__Instructions for the task__:
Pictures stay out of the copy; output exactly the lines from the one containing "Give me a plain-text" through the end of the material.

- - -

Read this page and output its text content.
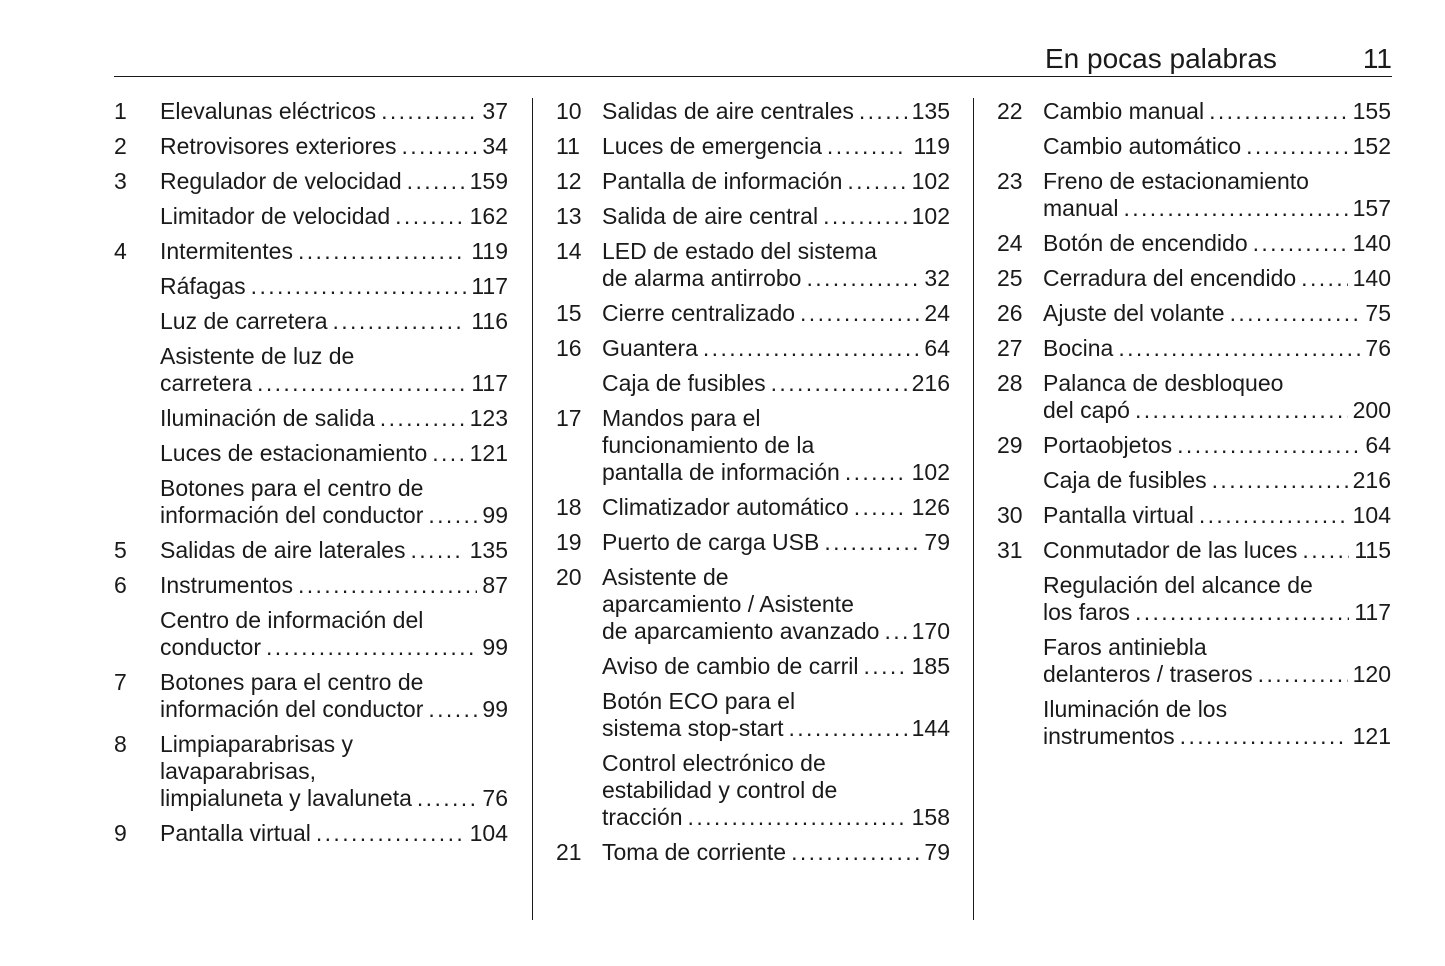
En pocas palabras	11
1	Elevalunas eléctricos . . .	37
2	Retrovisores exteriores . . .	34
3	Regulador de velocidad . . .	159
Limitador de velocidad . . .	162
4	Intermitentes . . .	119
Ráfagas . . .	117
Luz de carretera . . .	116
Asistente de luz de
carretera . . .	117
Iluminación de salida . . .	123
Luces de estacionamiento . . . 121
Botones para el centro de
información del conductor . . .	99
5	Salidas de aire laterales . . .	135
6	Instrumentos . . .	87
Centro de información del
conductor . . .	99
7	Botones para el centro de
información del conductor . . .	99
8	Limpiaparabrisas y
lavaparabrisas,
limpialuneta y lavaluneta . . .	76
9	Pantalla virtual . . .	104
10 Salidas de aire centrales . . .	135
11 Luces de emergencia . . .	119
12 Pantalla de información . . .	102
13 Salida de aire central . . .	102
14 LED de estado del sistema
de alarma antirrobo . . .	32
15 Cierre centralizado . . .	24
16 Guantera . . .	64
Caja de fusibles . . .	216
17 Mandos para el
funcionamiento de la
pantalla de información . . .	102
18 Climatizador automático . . .	126
19 Puerto de carga USB . . .	79
20 Asistente de
aparcamiento / Asistente
de aparcamiento avanzado . . . 170
Aviso de cambio de carril . . . 185
Botón ECO para el
sistema stop-start . . .	144
Control electrónico de
estabilidad y control de
tracción . . .	158
21 Toma de corriente . . .	79
22 Cambio manual . . .	155
Cambio automático . . .	152
23 Freno de estacionamiento
manual . . .	157
24 Botón de encendido . . .	140
25 Cerradura del encendido . . . 140
26 Ajuste del volante . . .	75
27 Bocina . . .	76
28 Palanca de desbloqueo
del capó . . .	200
29 Portaobjetos . . .	64
Caja de fusibles . . .	216
30 Pantalla virtual . . .	104
31 Conmutador de las luces . . . 115
Regulación del alcance de
los faros . . .	117
Faros antiniebla
delanteros / traseros . . .	120
Iluminación de los
instrumentos . . .	121
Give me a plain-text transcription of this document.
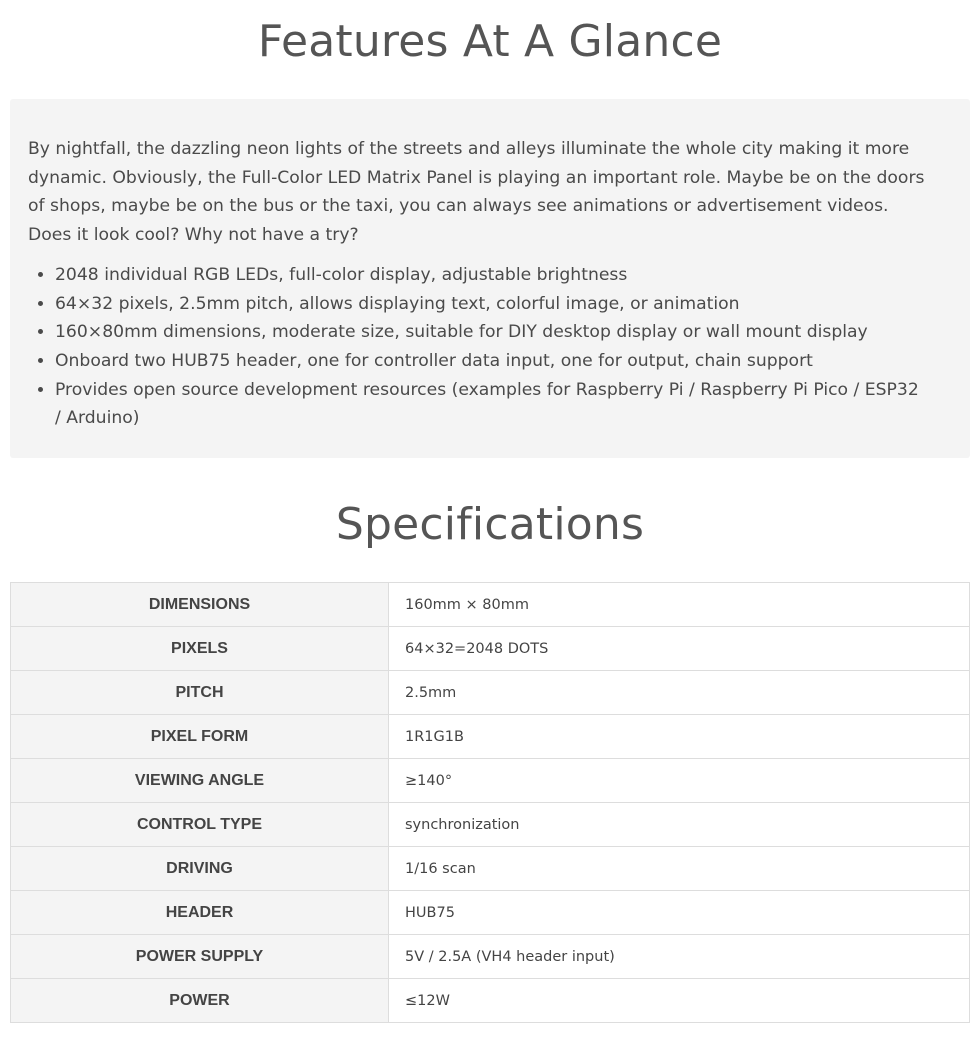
Features At A Glance

By nightfall, the dazzling neon lights of the streets and alleys illuminate the whole city making it more dynamic. Obviously, the Full-Color LED Matrix Panel is playing an important role. Maybe be on the doors of shops, maybe be on the bus or the taxi, you can always see animations or advertisement videos. Does it look cool? Why not have a try?

• 2048 individual RGB LEDs, full-color display, adjustable brightness
• 64×32 pixels, 2.5mm pitch, allows displaying text, colorful image, or animation
• 160×80mm dimensions, moderate size, suitable for DIY desktop display or wall mount display
• Onboard two HUB75 header, one for controller data input, one for output, chain support
• Provides open source development resources (examples for Raspberry Pi / Raspberry Pi Pico / ESP32 / Arduino)
Specifications
DIMENSIONS	160mm × 80mm
PIXELS	64×32=2048 DOTS
PITCH	2.5mm
PIXEL FORM	1R1G1B
VIEWING ANGLE	≥140°
CONTROL TYPE	synchronization
DRIVING	1/16 scan
HEADER	HUB75
POWER SUPPLY	5V / 2.5A (VH4 header input)
POWER	≤12W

- - -

__Result of this exercise__:
Give me a plain-text transcription of this document.
Features At A Glance

By nightfall, the dazzling neon lights of the streets and alleys illuminate the whole city making it more dynamic. Obviously, the Full-Color LED Matrix Panel is playing an important role. Maybe be on the doors of shops, maybe be on the bus or the taxi, you can always see animations or advertisement videos. Does it look cool? Why not have a try?

• 2048 individual RGB LEDs, full-color display, adjustable brightness
• 64×32 pixels, 2.5mm pitch, allows displaying text, colorful image, or animation
• 160×80mm dimensions, moderate size, suitable for DIY desktop display or wall mount display
• Onboard two HUB75 header, one for controller data input, one for output, chain support
• Provides open source development resources (examples for Raspberry Pi / Raspberry Pi Pico / ESP32 / Arduino)
Specifications
DIMENSIONS	160mm × 80mm
PIXELS	64×32=2048 DOTS
PITCH	2.5mm
PIXEL FORM	1R1G1B
VIEWING ANGLE	≥140°
CONTROL TYPE	synchronization
DRIVING	1/16 scan
HEADER	HUB75
POWER SUPPLY	5V / 2.5A (VH4 header input)
POWER	≤12W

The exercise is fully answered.